____ Data section

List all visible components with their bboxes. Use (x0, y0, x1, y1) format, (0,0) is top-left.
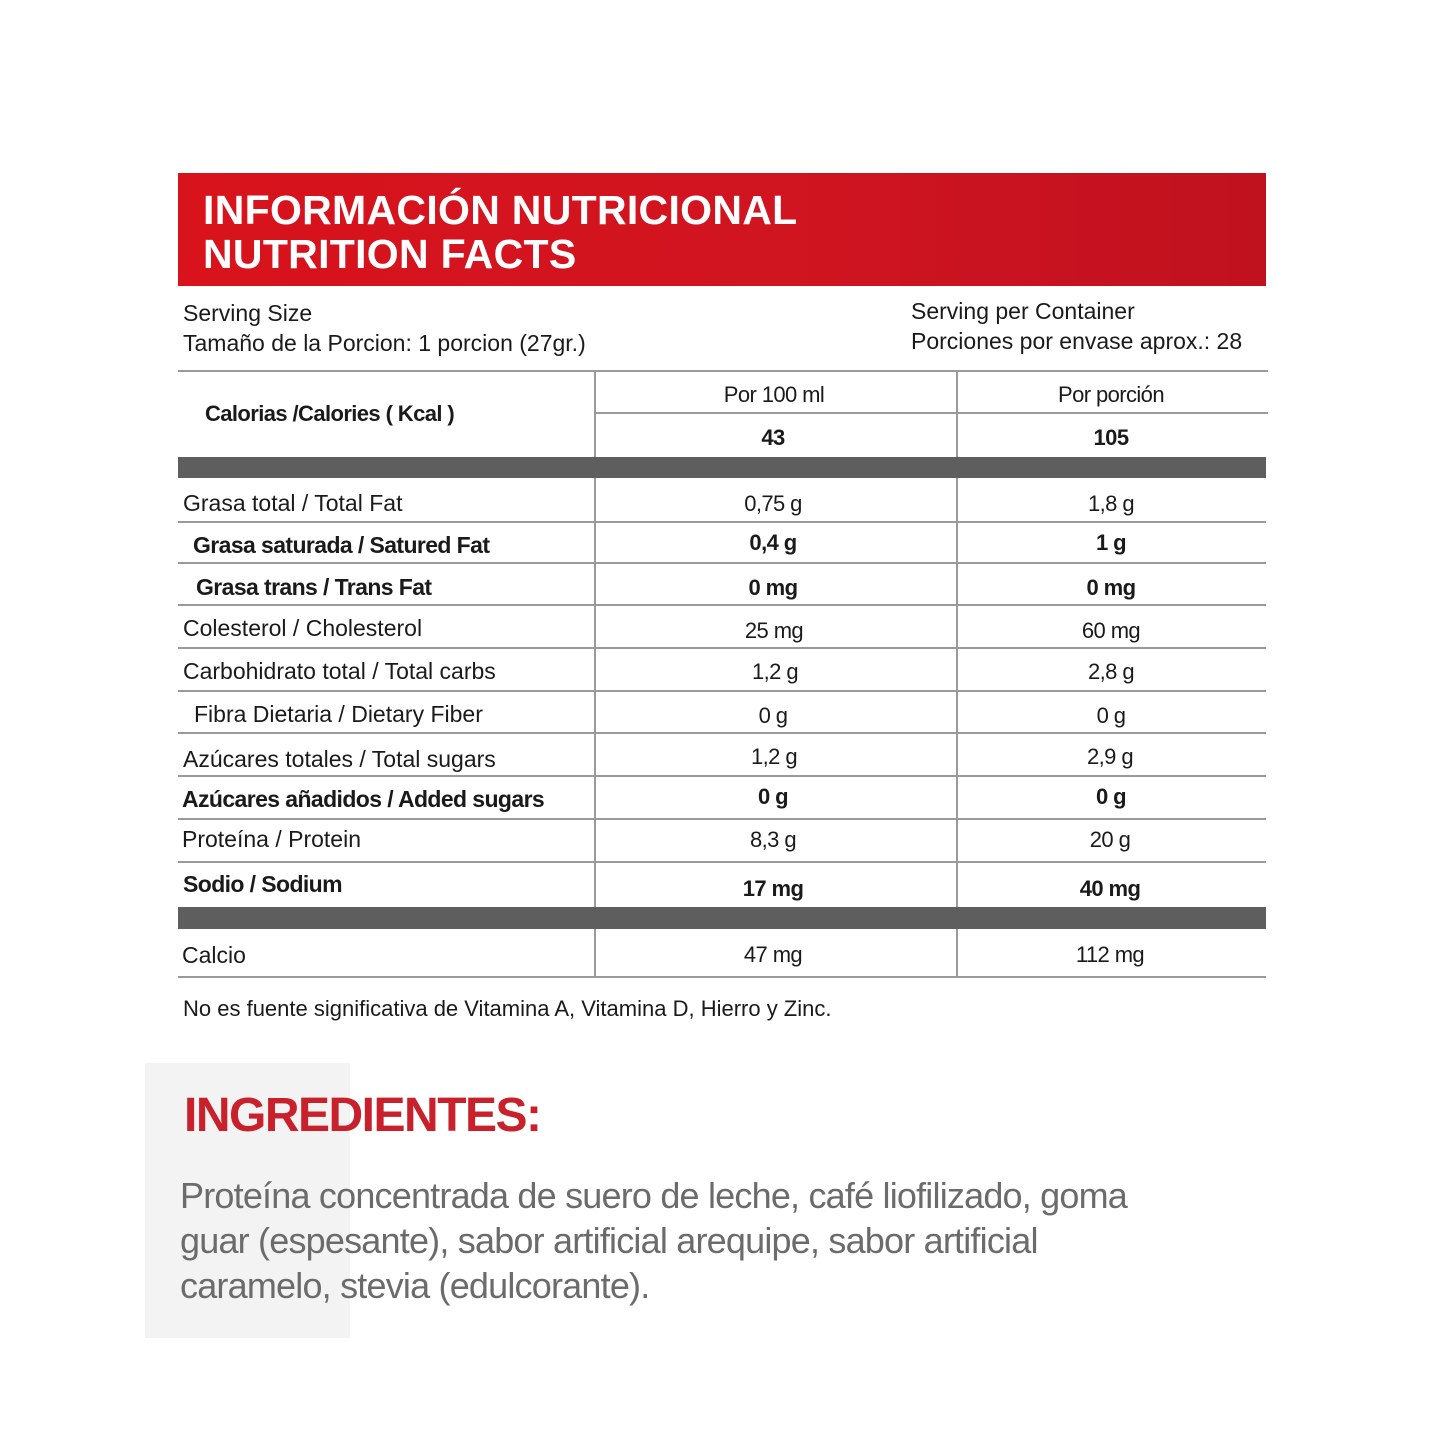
serving-size-label: Serving Size (183, 300, 313, 326)
table-top-rule (178, 370, 1268, 372)
calories-label: Calorias /Calories ( Kcal ) (205, 401, 455, 426)
footnote: No es fuente significativa de Vitamina A, Vitamina D, Hierro y Zinc. (183, 996, 832, 1021)
calories-per-serving: 105 (1093, 425, 1129, 450)
row-rule (178, 818, 1266, 820)
total-sugars-per-serving: 2,9 g (1087, 744, 1133, 769)
section-divider-bar (178, 457, 1266, 478)
total-fat-per-100ml: 0,75 g (744, 491, 802, 516)
calories-per-100ml: 43 (761, 425, 785, 450)
servings-per-container (911, 296, 1242, 356)
servings-per-container-value: Porciones por envase aprox.: 28 (911, 328, 1243, 354)
row-label-protein: Proteína / Protein (182, 826, 361, 852)
row-rule (178, 732, 1266, 734)
calcium-per-100ml: 47 mg (743, 942, 803, 967)
section-divider-bar (178, 907, 1266, 929)
saturated-fat-per-serving: 1 g (1096, 530, 1126, 555)
row-rule (178, 690, 1266, 692)
added-sugars-per-serving: 0 g (1096, 784, 1126, 809)
saturated-fat-per-100ml: 0,4 g (749, 530, 797, 555)
protein-per-serving: 20 g (1089, 827, 1131, 852)
calcium-per-serving: 112 mg (1075, 942, 1145, 967)
row-label-saturated-fat: Grasa saturada / Satured Fat (193, 532, 490, 558)
col-header-per-serving: Por porción (1058, 382, 1164, 407)
cholesterol-per-serving: 60 mg (1081, 618, 1141, 643)
total-fat-per-serving: 1,8 g (1088, 491, 1134, 516)
col-divider-1 (594, 371, 596, 457)
cholesterol-per-100ml: 25 mg (744, 618, 804, 643)
col-divider-2-body (956, 478, 958, 908)
trans-fat-per-serving: 0 mg (1086, 575, 1136, 600)
row-rule (178, 861, 1266, 863)
row-label-total-carbs: Carbohidrato total / Total carbs (183, 658, 496, 684)
row-label-total-sugars: Azúcares totales / Total sugars (183, 746, 496, 772)
header-sub-rule (595, 412, 1268, 414)
sodium-per-100ml: 17 mg (742, 876, 804, 901)
row-label-calcium: Calcio (182, 942, 246, 968)
table-bottom-rule (178, 976, 1266, 978)
row-label-added-sugars: Azúcares añadidos / Added sugars (182, 786, 545, 812)
col-divider-2-calcio (956, 929, 958, 977)
row-label-total-fat: Grasa total / Total Fat (183, 490, 403, 516)
serving-size (183, 298, 586, 358)
row-rule (178, 562, 1266, 564)
col-divider-1-body (594, 478, 596, 908)
row-rule (178, 604, 1266, 606)
sodium-per-serving: 40 mg (1079, 876, 1141, 901)
total-carbs-per-100ml: 1,2 g (752, 659, 798, 684)
row-label-cholesterol: Colesterol / Cholesterol (183, 615, 423, 641)
row-label-dietary-fiber: Fibra Dietaria / Dietary Fiber (194, 701, 483, 727)
col-header-per-100ml: Por 100 ml (723, 382, 825, 407)
servings-per-container-label: Serving per Container (911, 298, 1135, 324)
total-sugars-per-100ml: 1,2 g (751, 744, 797, 769)
ingredients-text: Proteína concentrada de suero de leche, café liofilizado, goma guar (espesante), sabor artificial arequipe, sabor artificial caramelo, stevia (edulcorante). (180, 1175, 1128, 1306)
row-label-trans-fat: Grasa trans / Trans Fat (196, 574, 432, 600)
row-rule (178, 647, 1266, 649)
total-carbs-per-serving: 2,8 g (1088, 659, 1134, 684)
dietary-fiber-per-100ml: 0 g (758, 703, 788, 728)
trans-fat-per-100ml: 0 mg (748, 575, 798, 600)
dietary-fiber-per-serving: 0 g (1096, 703, 1126, 728)
title-spanish: INFORMACIÓN NUTRICIONAL (203, 187, 798, 233)
col-divider-1-calcio (594, 929, 596, 977)
ingredients-title: INGREDIENTES: (184, 1089, 541, 1142)
row-rule (178, 521, 1266, 523)
row-label-sodium: Sodio / Sodium (183, 871, 342, 897)
title-english: NUTRITION FACTS (203, 231, 577, 277)
added-sugars-per-100ml: 0 g (758, 784, 788, 809)
nutrition-header (178, 173, 1266, 286)
col-divider-2 (956, 371, 958, 457)
serving-size-value: Tamaño de la Porcion: 1 porcion (27gr.) (183, 330, 586, 356)
protein-per-100ml: 8,3 g (750, 827, 796, 852)
row-rule (178, 775, 1266, 777)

________

Exercise goal ▸
Without including the pictures, copy all of the data exactly.

Your solution ▸
List all visible components with their bboxes. Use (x0, y0, x1, y1) format, (0,0) is top-left.
serving-size-label: Serving Size (183, 300, 313, 326)
table-top-rule (178, 370, 1268, 372)
calories-label: Calorias /Calories ( Kcal ) (205, 401, 455, 426)
footnote: No es fuente significativa de Vitamina A, Vitamina D, Hierro y Zinc. (183, 996, 832, 1021)
calories-per-serving: 105 (1093, 425, 1129, 450)
row-rule (178, 818, 1266, 820)
total-sugars-per-serving: 2,9 g (1087, 744, 1133, 769)
section-divider-bar (178, 457, 1266, 478)
total-fat-per-100ml: 0,75 g (744, 491, 802, 516)
calories-per-100ml: 43 (761, 425, 785, 450)
servings-per-container (911, 296, 1242, 356)
servings-per-container-value: Porciones por envase aprox.: 28 (911, 328, 1243, 354)
row-label-protein: Proteína / Protein (182, 826, 361, 852)
row-rule (178, 732, 1266, 734)
calcium-per-100ml: 47 mg (743, 942, 803, 967)
section-divider-bar (178, 907, 1266, 929)
saturated-fat-per-serving: 1 g (1096, 530, 1126, 555)
row-rule (178, 690, 1266, 692)
added-sugars-per-serving: 0 g (1096, 784, 1126, 809)
saturated-fat-per-100ml: 0,4 g (749, 530, 797, 555)
protein-per-serving: 20 g (1089, 827, 1131, 852)
calcium-per-serving: 112 mg (1075, 942, 1145, 967)
row-label-saturated-fat: Grasa saturada / Satured Fat (193, 532, 490, 558)
col-header-per-serving: Por porción (1058, 382, 1164, 407)
cholesterol-per-serving: 60 mg (1081, 618, 1141, 643)
total-fat-per-serving: 1,8 g (1088, 491, 1134, 516)
col-divider-1 (594, 371, 596, 457)
cholesterol-per-100ml: 25 mg (744, 618, 804, 643)
col-divider-2-body (956, 478, 958, 908)
trans-fat-per-serving: 0 mg (1086, 575, 1136, 600)
row-rule (178, 861, 1266, 863)
row-label-total-carbs: Carbohidrato total / Total carbs (183, 658, 496, 684)
row-label-total-sugars: Azúcares totales / Total sugars (183, 746, 496, 772)
header-sub-rule (595, 412, 1268, 414)
sodium-per-100ml: 17 mg (742, 876, 804, 901)
row-label-calcium: Calcio (182, 942, 246, 968)
table-bottom-rule (178, 976, 1266, 978)
row-label-added-sugars: Azúcares añadidos / Added sugars (182, 786, 545, 812)
col-divider-2-calcio (956, 929, 958, 977)
row-label-total-fat: Grasa total / Total Fat (183, 490, 403, 516)
serving-size (183, 298, 586, 358)
row-rule (178, 562, 1266, 564)
col-divider-1-body (594, 478, 596, 908)
row-rule (178, 604, 1266, 606)
sodium-per-serving: 40 mg (1079, 876, 1141, 901)
total-carbs-per-100ml: 1,2 g (752, 659, 798, 684)
row-label-cholesterol: Colesterol / Cholesterol (183, 615, 423, 641)
row-label-dietary-fiber: Fibra Dietaria / Dietary Fiber (194, 701, 483, 727)
col-header-per-100ml: Por 100 ml (723, 382, 825, 407)
servings-per-container-label: Serving per Container (911, 298, 1135, 324)
total-sugars-per-100ml: 1,2 g (751, 744, 797, 769)
ingredients-text: Proteína concentrada de suero de leche, café liofilizado, goma guar (espesante), sabor artificial arequipe, sabor artificial caramelo, stevia (edulcorante). (180, 1175, 1128, 1306)
row-label-trans-fat: Grasa trans / Trans Fat (196, 574, 432, 600)
row-rule (178, 647, 1266, 649)
total-carbs-per-serving: 2,8 g (1088, 659, 1134, 684)
dietary-fiber-per-100ml: 0 g (758, 703, 788, 728)
trans-fat-per-100ml: 0 mg (748, 575, 798, 600)
dietary-fiber-per-serving: 0 g (1096, 703, 1126, 728)
title-spanish: INFORMACIÓN NUTRICIONAL (203, 187, 798, 233)
col-divider-1-calcio (594, 929, 596, 977)
ingredients-title: INGREDIENTES: (184, 1089, 541, 1142)
row-rule (178, 521, 1266, 523)
row-label-sodium: Sodio / Sodium (183, 871, 342, 897)
title-english: NUTRITION FACTS (203, 231, 577, 277)
added-sugars-per-100ml: 0 g (758, 784, 788, 809)
nutrition-header (178, 173, 1266, 286)
col-divider-2 (956, 371, 958, 457)
serving-size-value: Tamaño de la Porcion: 1 porcion (27gr.) (183, 330, 586, 356)
protein-per-100ml: 8,3 g (750, 827, 796, 852)
row-rule (178, 775, 1266, 777)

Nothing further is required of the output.